WRITTEN PROBLEM :: Using the records below, copy out exactly the line that contains "Transcribe the text in this document." and every line that follows it, up to and including the last, and no others.

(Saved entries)
··········

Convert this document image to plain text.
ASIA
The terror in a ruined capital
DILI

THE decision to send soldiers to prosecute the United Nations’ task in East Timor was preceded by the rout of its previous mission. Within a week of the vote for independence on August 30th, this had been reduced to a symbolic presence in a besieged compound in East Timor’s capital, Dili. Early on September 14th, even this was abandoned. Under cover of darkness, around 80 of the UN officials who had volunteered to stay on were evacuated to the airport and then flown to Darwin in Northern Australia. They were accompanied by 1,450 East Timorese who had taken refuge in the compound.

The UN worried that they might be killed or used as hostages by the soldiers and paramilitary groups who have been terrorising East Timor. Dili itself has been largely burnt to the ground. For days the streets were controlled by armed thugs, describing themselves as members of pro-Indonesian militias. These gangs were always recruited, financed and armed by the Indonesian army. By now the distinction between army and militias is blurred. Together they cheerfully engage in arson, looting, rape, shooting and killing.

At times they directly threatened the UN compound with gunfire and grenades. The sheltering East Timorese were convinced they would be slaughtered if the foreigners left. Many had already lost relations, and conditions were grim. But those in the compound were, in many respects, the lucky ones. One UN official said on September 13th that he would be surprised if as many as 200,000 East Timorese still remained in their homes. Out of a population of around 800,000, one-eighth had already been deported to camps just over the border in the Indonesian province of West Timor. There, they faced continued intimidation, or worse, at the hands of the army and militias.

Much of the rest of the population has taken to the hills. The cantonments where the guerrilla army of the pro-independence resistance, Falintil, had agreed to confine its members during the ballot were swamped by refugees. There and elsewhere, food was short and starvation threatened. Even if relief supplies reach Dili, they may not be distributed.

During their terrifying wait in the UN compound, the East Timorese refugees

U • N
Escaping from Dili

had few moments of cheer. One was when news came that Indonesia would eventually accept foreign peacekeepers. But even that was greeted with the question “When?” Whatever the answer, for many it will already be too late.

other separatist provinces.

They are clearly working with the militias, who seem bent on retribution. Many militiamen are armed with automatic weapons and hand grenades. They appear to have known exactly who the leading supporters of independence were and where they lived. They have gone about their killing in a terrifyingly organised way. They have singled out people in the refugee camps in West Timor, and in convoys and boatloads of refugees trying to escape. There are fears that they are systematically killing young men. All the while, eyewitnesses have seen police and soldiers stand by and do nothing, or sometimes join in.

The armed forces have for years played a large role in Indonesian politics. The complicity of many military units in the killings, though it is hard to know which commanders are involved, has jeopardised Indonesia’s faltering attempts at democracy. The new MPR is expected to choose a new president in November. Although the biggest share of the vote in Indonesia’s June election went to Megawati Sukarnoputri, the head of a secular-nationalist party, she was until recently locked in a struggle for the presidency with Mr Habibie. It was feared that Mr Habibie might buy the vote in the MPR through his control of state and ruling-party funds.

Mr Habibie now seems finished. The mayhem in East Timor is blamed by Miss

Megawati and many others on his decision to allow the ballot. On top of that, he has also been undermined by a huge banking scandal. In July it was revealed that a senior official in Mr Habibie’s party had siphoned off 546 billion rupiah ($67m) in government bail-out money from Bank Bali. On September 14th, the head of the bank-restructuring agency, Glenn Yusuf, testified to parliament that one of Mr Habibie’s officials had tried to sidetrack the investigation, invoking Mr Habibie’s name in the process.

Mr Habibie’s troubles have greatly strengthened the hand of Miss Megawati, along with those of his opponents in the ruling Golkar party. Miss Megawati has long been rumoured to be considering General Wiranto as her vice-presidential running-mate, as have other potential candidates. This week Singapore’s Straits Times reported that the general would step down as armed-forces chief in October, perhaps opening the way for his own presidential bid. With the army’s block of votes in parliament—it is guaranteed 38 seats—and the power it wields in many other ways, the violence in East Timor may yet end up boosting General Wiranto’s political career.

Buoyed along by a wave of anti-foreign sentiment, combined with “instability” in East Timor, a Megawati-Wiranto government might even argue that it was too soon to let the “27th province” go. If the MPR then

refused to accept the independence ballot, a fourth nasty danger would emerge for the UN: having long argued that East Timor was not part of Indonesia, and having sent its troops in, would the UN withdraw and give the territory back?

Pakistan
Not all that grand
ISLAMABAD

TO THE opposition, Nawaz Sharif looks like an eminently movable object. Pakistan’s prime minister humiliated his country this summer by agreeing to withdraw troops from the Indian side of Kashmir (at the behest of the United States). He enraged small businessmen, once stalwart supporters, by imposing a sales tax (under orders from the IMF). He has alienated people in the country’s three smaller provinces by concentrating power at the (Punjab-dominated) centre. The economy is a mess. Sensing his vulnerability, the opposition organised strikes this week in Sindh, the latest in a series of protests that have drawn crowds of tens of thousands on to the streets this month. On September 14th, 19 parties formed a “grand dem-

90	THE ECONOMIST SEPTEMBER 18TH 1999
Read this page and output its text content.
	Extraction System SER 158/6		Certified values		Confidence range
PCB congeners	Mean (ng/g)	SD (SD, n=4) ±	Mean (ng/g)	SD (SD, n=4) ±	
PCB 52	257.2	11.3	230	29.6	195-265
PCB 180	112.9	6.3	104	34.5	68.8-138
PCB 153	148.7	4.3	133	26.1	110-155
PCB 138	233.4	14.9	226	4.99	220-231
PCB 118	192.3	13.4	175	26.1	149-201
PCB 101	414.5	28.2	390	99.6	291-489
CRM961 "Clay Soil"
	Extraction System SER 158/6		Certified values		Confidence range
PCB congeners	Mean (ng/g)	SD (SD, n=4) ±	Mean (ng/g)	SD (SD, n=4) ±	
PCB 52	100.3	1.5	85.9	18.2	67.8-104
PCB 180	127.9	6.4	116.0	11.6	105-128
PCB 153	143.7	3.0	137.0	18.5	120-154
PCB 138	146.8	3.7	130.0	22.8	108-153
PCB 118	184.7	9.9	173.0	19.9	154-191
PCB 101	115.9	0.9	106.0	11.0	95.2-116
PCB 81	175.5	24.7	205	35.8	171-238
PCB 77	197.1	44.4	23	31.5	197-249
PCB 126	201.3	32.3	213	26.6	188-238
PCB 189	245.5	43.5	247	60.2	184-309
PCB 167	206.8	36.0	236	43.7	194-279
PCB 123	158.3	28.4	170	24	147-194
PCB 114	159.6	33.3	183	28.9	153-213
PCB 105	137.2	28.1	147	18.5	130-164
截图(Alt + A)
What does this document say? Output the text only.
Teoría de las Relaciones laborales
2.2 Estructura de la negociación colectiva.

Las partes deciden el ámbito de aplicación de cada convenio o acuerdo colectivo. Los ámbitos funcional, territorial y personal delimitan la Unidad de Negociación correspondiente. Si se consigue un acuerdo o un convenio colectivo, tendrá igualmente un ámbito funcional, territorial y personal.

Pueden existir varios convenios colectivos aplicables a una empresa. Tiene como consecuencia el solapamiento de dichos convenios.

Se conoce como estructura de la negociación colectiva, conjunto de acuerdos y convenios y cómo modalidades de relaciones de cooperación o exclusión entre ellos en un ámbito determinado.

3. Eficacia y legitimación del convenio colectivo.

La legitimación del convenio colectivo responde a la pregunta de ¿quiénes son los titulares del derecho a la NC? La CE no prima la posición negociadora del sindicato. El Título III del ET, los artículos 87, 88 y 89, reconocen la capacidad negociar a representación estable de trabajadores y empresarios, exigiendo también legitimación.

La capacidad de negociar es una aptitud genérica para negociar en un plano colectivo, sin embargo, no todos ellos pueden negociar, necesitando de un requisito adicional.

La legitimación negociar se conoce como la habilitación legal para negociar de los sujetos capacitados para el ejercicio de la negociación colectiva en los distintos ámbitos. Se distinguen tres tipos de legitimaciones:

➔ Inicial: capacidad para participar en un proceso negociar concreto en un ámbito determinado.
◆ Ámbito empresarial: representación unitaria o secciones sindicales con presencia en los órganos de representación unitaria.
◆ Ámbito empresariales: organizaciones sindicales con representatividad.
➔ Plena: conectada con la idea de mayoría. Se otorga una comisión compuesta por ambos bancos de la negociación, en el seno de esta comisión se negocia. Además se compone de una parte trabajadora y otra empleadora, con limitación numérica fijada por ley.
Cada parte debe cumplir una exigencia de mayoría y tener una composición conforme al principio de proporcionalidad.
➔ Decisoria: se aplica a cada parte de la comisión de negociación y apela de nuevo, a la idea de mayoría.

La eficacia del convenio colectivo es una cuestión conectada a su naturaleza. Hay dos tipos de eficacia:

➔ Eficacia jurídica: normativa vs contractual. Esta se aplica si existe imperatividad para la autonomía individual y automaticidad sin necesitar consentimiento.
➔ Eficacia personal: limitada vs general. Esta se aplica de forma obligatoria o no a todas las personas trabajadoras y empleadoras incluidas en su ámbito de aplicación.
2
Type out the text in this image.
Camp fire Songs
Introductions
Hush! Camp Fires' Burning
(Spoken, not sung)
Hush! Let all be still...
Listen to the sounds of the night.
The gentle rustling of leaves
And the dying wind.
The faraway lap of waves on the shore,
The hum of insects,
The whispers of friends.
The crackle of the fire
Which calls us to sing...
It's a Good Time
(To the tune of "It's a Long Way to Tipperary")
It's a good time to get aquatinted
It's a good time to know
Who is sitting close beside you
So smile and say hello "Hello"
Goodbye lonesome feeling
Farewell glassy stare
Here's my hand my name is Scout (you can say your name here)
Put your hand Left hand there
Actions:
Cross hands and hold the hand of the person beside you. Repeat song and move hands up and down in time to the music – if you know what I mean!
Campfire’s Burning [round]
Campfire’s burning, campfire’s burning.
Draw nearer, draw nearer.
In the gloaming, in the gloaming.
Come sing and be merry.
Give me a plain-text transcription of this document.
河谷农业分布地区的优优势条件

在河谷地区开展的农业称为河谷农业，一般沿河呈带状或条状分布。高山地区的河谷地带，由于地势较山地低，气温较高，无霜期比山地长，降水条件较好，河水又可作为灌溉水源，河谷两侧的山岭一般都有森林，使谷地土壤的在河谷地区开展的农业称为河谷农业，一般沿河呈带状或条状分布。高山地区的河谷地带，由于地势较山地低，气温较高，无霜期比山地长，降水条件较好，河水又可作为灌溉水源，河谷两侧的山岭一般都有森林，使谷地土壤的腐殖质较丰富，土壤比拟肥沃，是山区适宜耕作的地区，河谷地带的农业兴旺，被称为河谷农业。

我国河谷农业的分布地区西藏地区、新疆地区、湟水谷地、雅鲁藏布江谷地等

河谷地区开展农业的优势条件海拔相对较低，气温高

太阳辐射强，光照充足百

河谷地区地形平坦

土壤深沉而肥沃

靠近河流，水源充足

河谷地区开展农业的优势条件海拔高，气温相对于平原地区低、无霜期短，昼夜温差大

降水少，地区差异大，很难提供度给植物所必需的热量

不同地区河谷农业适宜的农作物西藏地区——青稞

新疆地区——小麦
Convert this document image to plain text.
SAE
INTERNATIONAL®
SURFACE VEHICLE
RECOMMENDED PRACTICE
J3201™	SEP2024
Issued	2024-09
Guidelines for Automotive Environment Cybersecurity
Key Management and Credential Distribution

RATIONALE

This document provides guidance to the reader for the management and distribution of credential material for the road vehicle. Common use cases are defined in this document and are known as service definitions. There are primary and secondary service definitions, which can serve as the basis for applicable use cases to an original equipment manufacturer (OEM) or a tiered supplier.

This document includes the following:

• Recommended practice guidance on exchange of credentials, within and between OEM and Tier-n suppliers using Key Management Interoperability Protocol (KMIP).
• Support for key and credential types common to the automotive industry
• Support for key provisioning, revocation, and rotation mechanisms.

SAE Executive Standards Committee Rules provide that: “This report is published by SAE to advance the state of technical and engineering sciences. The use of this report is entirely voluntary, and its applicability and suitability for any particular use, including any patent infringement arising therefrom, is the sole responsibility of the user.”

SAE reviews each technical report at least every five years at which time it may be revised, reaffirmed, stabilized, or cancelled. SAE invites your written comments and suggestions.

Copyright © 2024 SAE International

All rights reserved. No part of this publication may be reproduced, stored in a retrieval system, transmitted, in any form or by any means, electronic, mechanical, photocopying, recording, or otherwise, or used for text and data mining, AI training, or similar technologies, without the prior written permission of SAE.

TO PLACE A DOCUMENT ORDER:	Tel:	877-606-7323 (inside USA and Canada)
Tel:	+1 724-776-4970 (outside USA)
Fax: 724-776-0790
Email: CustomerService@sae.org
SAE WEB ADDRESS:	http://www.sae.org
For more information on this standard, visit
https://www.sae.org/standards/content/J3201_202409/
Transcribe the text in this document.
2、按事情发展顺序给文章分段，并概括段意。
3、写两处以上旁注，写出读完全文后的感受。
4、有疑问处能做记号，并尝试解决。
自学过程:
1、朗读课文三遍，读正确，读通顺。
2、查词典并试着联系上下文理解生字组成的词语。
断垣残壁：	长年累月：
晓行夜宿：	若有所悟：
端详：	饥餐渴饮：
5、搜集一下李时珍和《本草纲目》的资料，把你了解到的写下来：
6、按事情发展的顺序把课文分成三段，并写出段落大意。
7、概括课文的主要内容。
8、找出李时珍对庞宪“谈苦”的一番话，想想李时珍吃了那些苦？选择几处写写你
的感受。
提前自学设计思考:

··········

TASK RESULT ::
Transcribe the text in this document.
2、按事情发展顺序给文章分段，并概括段意。
3、写两处以上旁注，写出读完全文后的感受。
4、有疑问处能做记号，并尝试解决。
自学过程:
1、朗读课文三遍，读正确，读通顺。
2、查词典并试着联系上下文理解生字组成的词语。
断垣残壁：	长年累月：
晓行夜宿：	若有所悟：
端详：	饥餐渴饮：
5、搜集一下李时珍和《本草纲目》的资料，把你了解到的写下来：
6、按事情发展的顺序把课文分成三段，并写出段落大意。
7、概括课文的主要内容。
8、找出李时珍对庞宪“谈苦”的一番话，想想李时珍吃了那些苦？选择几处写写你
的感受。
提前自学设计思考:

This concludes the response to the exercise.